-- Start of Dataset content --
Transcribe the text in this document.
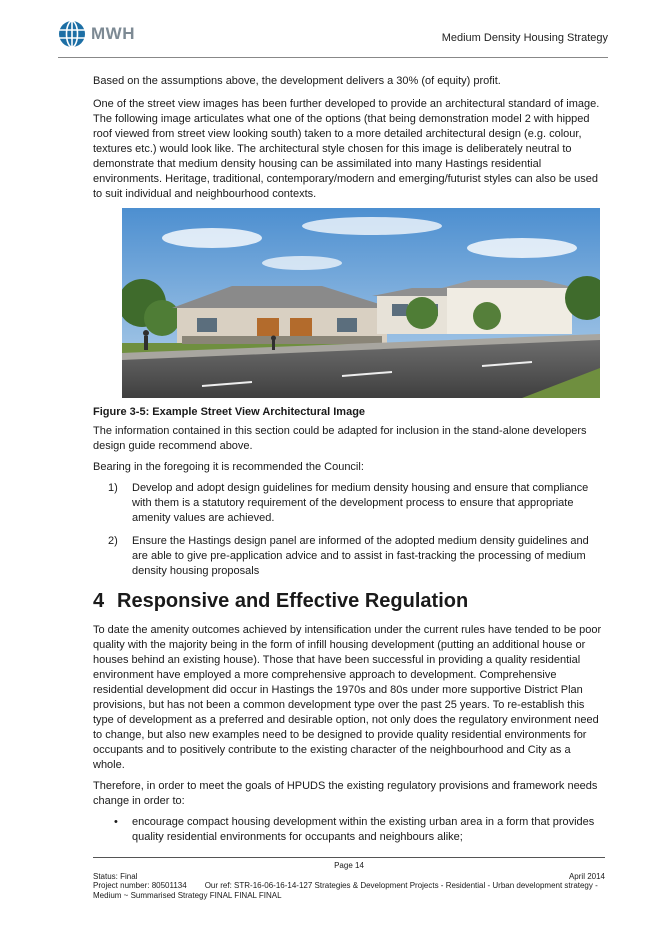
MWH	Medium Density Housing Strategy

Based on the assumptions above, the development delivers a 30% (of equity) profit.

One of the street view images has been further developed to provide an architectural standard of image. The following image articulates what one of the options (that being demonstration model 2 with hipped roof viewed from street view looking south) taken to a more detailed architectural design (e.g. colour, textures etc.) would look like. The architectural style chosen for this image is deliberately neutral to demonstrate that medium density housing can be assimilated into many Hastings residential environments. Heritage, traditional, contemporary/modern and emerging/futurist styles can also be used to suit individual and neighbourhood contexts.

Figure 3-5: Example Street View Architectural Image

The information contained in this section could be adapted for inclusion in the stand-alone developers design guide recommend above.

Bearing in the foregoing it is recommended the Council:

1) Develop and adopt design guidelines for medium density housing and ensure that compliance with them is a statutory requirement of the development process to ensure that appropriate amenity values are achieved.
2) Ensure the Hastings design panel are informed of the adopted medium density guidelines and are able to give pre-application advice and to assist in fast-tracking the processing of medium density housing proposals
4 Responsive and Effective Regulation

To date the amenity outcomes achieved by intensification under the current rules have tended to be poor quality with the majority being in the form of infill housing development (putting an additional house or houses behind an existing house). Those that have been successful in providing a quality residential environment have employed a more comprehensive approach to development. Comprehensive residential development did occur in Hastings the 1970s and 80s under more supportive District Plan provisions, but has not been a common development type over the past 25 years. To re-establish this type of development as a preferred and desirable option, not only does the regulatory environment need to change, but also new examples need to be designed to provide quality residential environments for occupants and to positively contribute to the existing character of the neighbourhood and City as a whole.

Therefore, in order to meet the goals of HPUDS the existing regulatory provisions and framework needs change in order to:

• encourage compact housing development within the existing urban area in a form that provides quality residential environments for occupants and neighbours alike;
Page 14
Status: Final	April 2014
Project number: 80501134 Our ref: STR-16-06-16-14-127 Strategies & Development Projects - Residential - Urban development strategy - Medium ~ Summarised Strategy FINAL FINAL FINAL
-- End of Dataset content --
▸ Direction:
All of the entries need to be transcribed word for word; pictures are left out.

▸ Output for this exercise:
Transcribe the text in this document.
MWH	Medium Density Housing Strategy

Based on the assumptions above, the development delivers a 30% (of equity) profit.

One of the street view images has been further developed to provide an architectural standard of image. The following image articulates what one of the options (that being demonstration model 2 with hipped roof viewed from street view looking south) taken to a more detailed architectural design (e.g. colour, textures etc.) would look like. The architectural style chosen for this image is deliberately neutral to demonstrate that medium density housing can be assimilated into many Hastings residential environments. Heritage, traditional, contemporary/modern and emerging/futurist styles can also be used to suit individual and neighbourhood contexts.

Figure 3-5: Example Street View Architectural Image

The information contained in this section could be adapted for inclusion in the stand-alone developers design guide recommend above.

Bearing in the foregoing it is recommended the Council:

1) Develop and adopt design guidelines for medium density housing and ensure that compliance with them is a statutory requirement of the development process to ensure that appropriate amenity values are achieved.
2) Ensure the Hastings design panel are informed of the adopted medium density guidelines and are able to give pre-application advice and to assist in fast-tracking the processing of medium density housing proposals
4 Responsive and Effective Regulation

To date the amenity outcomes achieved by intensification under the current rules have tended to be poor quality with the majority being in the form of infill housing development (putting an additional house or houses behind an existing house). Those that have been successful in providing a quality residential environment have employed a more comprehensive approach to development. Comprehensive residential development did occur in Hastings the 1970s and 80s under more supportive District Plan provisions, but has not been a common development type over the past 25 years. To re-establish this type of development as a preferred and desirable option, not only does the regulatory environment need to change, but also new examples need to be designed to provide quality residential environments for occupants and to positively contribute to the existing character of the neighbourhood and City as a whole.

Therefore, in order to meet the goals of HPUDS the existing regulatory provisions and framework needs change in order to:

• encourage compact housing development within the existing urban area in a form that provides quality residential environments for occupants and neighbours alike;
Page 14
Status: Final	April 2014
Project number: 80501134 Our ref: STR-16-06-16-14-127 Strategies & Development Projects - Residential - Urban development strategy - Medium ~ Summarised Strategy FINAL FINAL FINAL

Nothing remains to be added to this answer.